(Required task) Write the data below out exactly as it stands. Do not include the pictures.

* begin Dataset content *

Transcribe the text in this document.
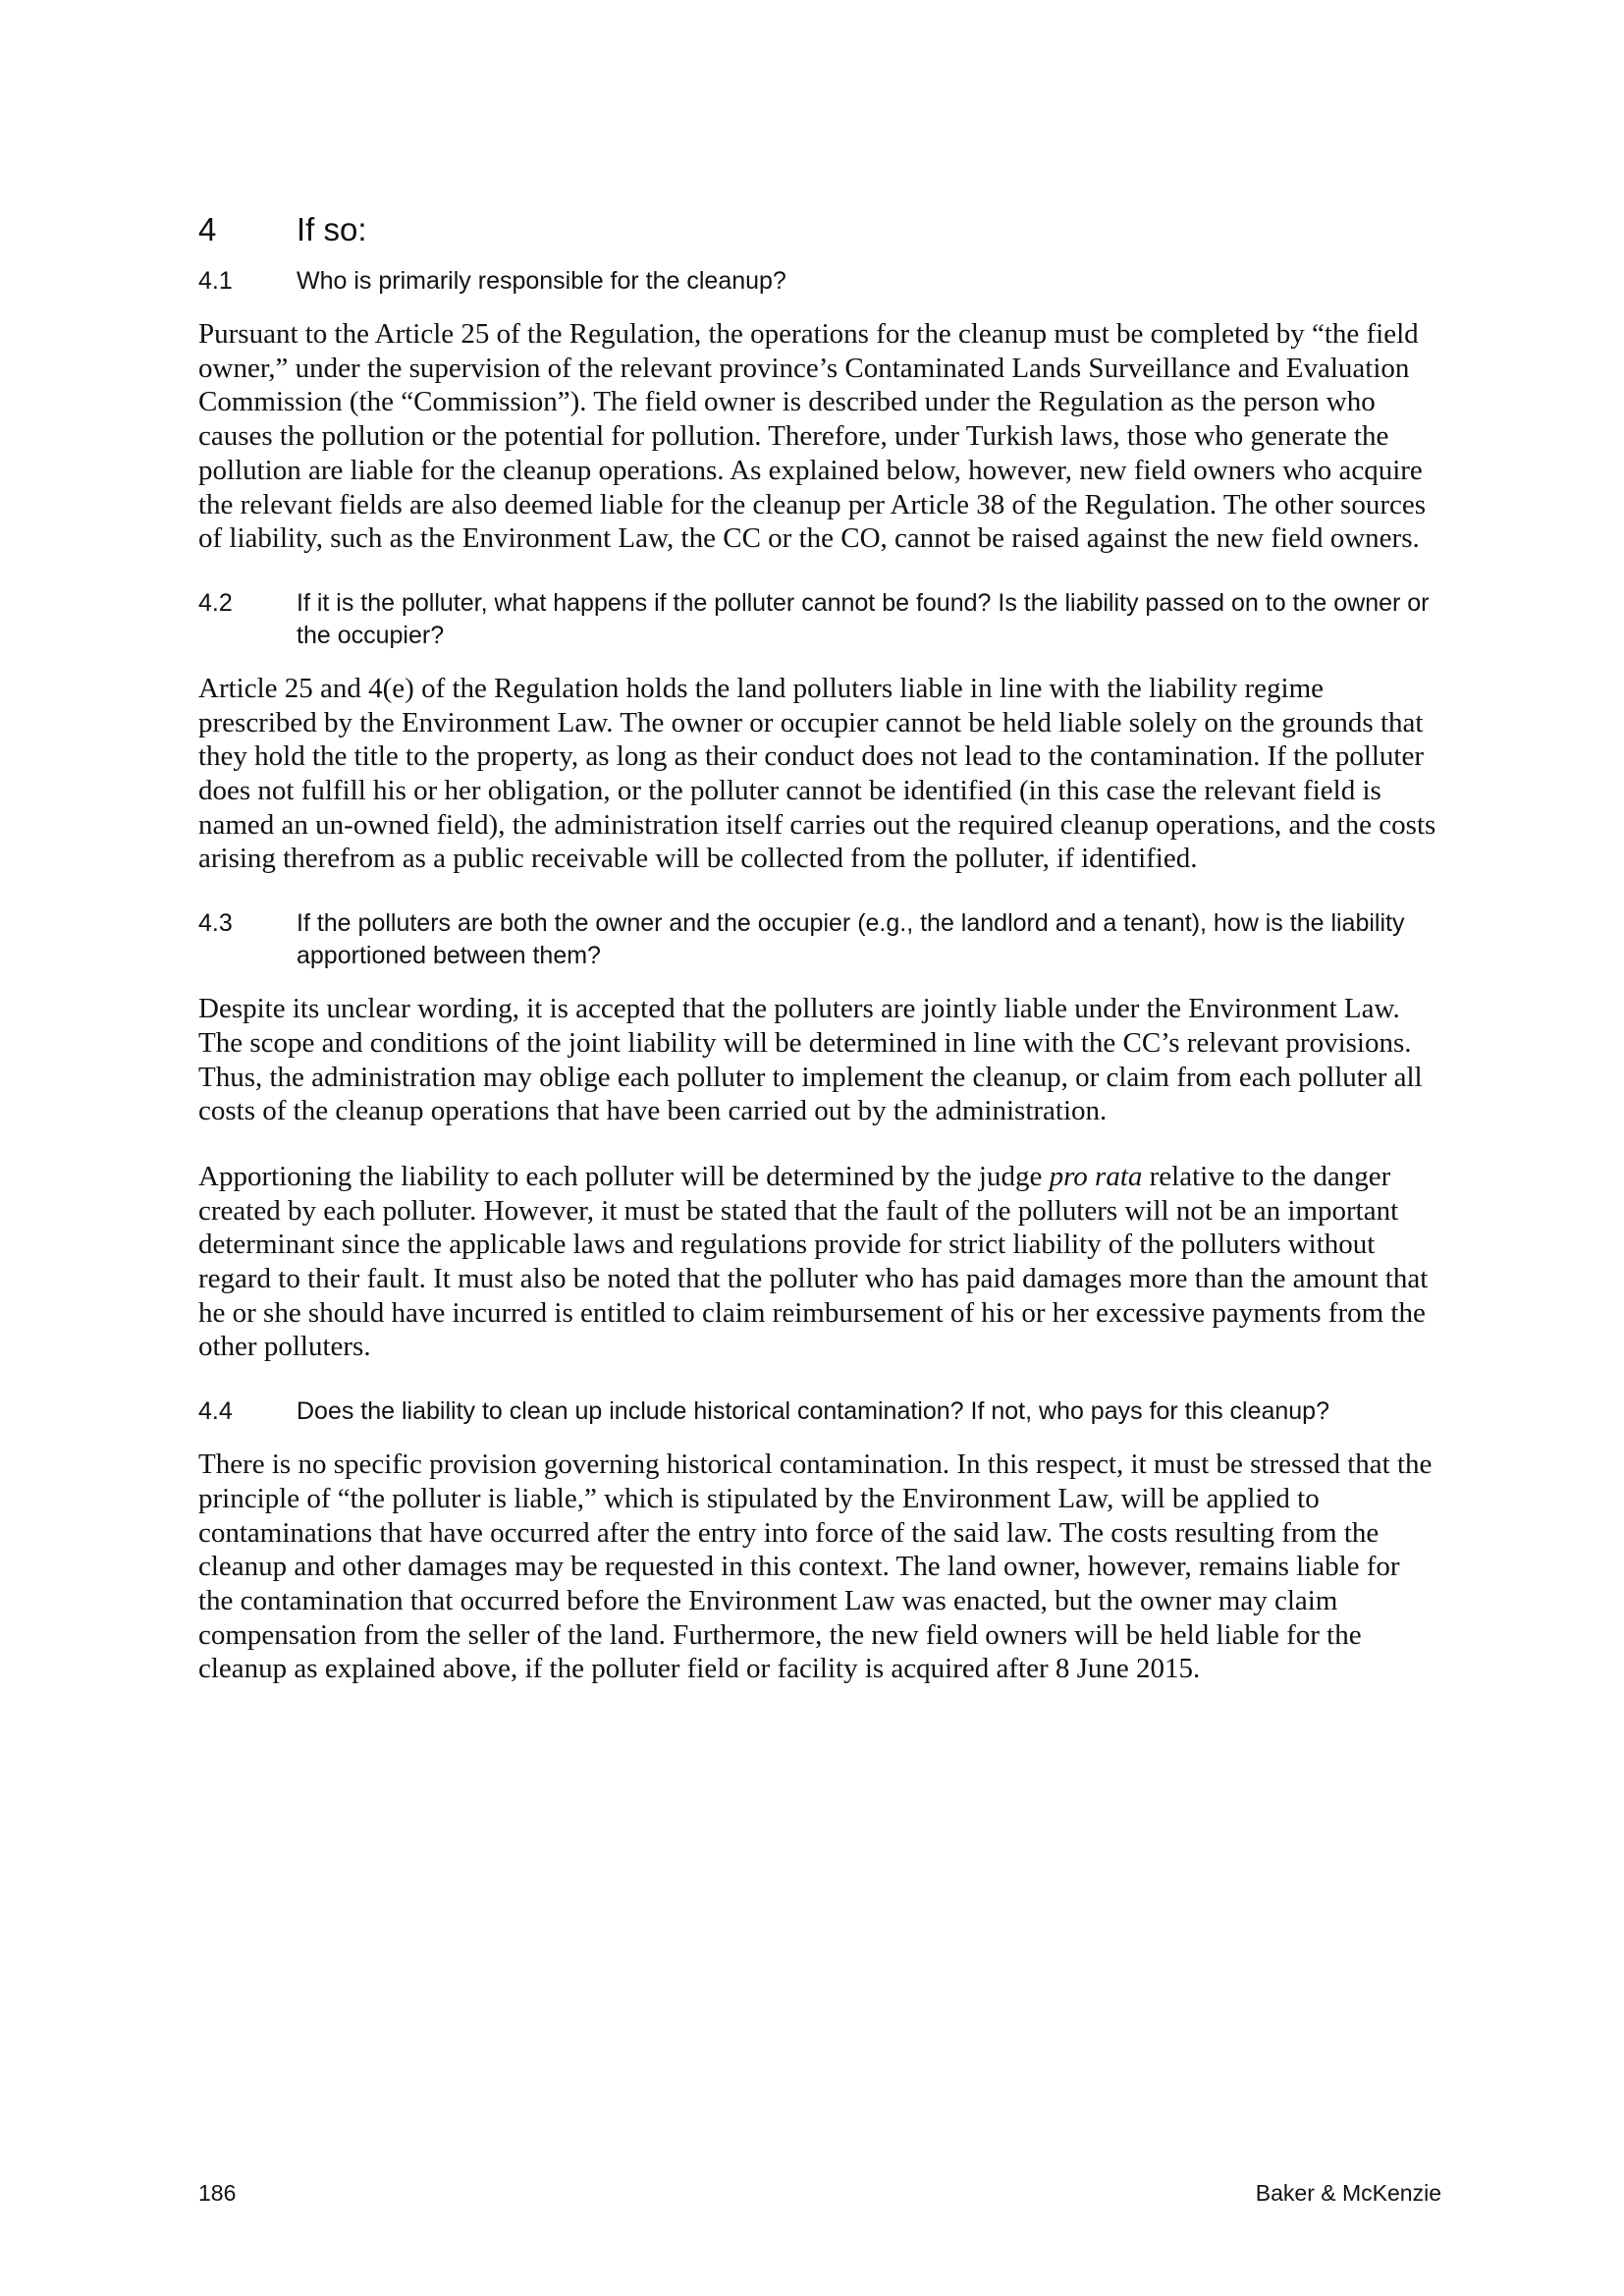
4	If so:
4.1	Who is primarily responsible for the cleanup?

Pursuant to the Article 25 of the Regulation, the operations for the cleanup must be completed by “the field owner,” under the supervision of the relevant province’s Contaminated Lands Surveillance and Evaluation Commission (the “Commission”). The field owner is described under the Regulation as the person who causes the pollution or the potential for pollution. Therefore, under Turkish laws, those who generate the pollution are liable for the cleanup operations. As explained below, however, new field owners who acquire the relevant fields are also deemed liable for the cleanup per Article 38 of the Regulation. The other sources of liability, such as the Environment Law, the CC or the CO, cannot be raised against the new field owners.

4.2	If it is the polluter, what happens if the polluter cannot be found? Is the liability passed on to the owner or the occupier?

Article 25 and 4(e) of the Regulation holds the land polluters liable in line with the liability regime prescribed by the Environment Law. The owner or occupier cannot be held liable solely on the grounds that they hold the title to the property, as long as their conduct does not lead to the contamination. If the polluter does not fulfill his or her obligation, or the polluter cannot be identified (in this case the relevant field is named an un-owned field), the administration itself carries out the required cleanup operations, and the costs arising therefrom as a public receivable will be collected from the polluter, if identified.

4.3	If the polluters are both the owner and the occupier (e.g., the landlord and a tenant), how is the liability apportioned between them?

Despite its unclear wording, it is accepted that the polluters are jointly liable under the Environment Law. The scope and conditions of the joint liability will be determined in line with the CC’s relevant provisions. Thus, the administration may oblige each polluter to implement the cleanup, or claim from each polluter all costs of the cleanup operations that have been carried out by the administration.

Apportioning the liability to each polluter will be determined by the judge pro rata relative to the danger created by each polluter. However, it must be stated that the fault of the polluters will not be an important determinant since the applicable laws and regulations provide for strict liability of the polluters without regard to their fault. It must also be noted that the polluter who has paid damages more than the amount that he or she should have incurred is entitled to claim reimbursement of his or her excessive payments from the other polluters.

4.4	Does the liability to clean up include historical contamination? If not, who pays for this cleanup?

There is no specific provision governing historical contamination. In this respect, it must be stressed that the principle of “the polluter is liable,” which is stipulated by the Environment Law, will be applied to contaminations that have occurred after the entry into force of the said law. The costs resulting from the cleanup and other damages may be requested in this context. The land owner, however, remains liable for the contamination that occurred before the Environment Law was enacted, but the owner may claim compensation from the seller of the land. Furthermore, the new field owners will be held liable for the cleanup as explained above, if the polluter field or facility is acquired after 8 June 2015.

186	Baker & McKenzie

* end Dataset content *

(Task answer)
Transcribe the text in this document.
4	If so:
4.1	Who is primarily responsible for the cleanup?

Pursuant to the Article 25 of the Regulation, the operations for the cleanup must be completed by “the field owner,” under the supervision of the relevant province’s Contaminated Lands Surveillance and Evaluation Commission (the “Commission”). The field owner is described under the Regulation as the person who causes the pollution or the potential for pollution. Therefore, under Turkish laws, those who generate the pollution are liable for the cleanup operations. As explained below, however, new field owners who acquire the relevant fields are also deemed liable for the cleanup per Article 38 of the Regulation. The other sources of liability, such as the Environment Law, the CC or the CO, cannot be raised against the new field owners.

4.2	If it is the polluter, what happens if the polluter cannot be found? Is the liability passed on to the owner or the occupier?

Article 25 and 4(e) of the Regulation holds the land polluters liable in line with the liability regime prescribed by the Environment Law. The owner or occupier cannot be held liable solely on the grounds that they hold the title to the property, as long as their conduct does not lead to the contamination. If the polluter does not fulfill his or her obligation, or the polluter cannot be identified (in this case the relevant field is named an un-owned field), the administration itself carries out the required cleanup operations, and the costs arising therefrom as a public receivable will be collected from the polluter, if identified.

4.3	If the polluters are both the owner and the occupier (e.g., the landlord and a tenant), how is the liability apportioned between them?

Despite its unclear wording, it is accepted that the polluters are jointly liable under the Environment Law. The scope and conditions of the joint liability will be determined in line with the CC’s relevant provisions. Thus, the administration may oblige each polluter to implement the cleanup, or claim from each polluter all costs of the cleanup operations that have been carried out by the administration.

Apportioning the liability to each polluter will be determined by the judge pro rata relative to the danger created by each polluter. However, it must be stated that the fault of the polluters will not be an important determinant since the applicable laws and regulations provide for strict liability of the polluters without regard to their fault. It must also be noted that the polluter who has paid damages more than the amount that he or she should have incurred is entitled to claim reimbursement of his or her excessive payments from the other polluters.

4.4	Does the liability to clean up include historical contamination? If not, who pays for this cleanup?

There is no specific provision governing historical contamination. In this respect, it must be stressed that the principle of “the polluter is liable,” which is stipulated by the Environment Law, will be applied to contaminations that have occurred after the entry into force of the said law. The costs resulting from the cleanup and other damages may be requested in this context. The land owner, however, remains liable for the contamination that occurred before the Environment Law was enacted, but the owner may claim compensation from the seller of the land. Furthermore, the new field owners will be held liable for the cleanup as explained above, if the polluter field or facility is acquired after 8 June 2015.

186	Baker & McKenzie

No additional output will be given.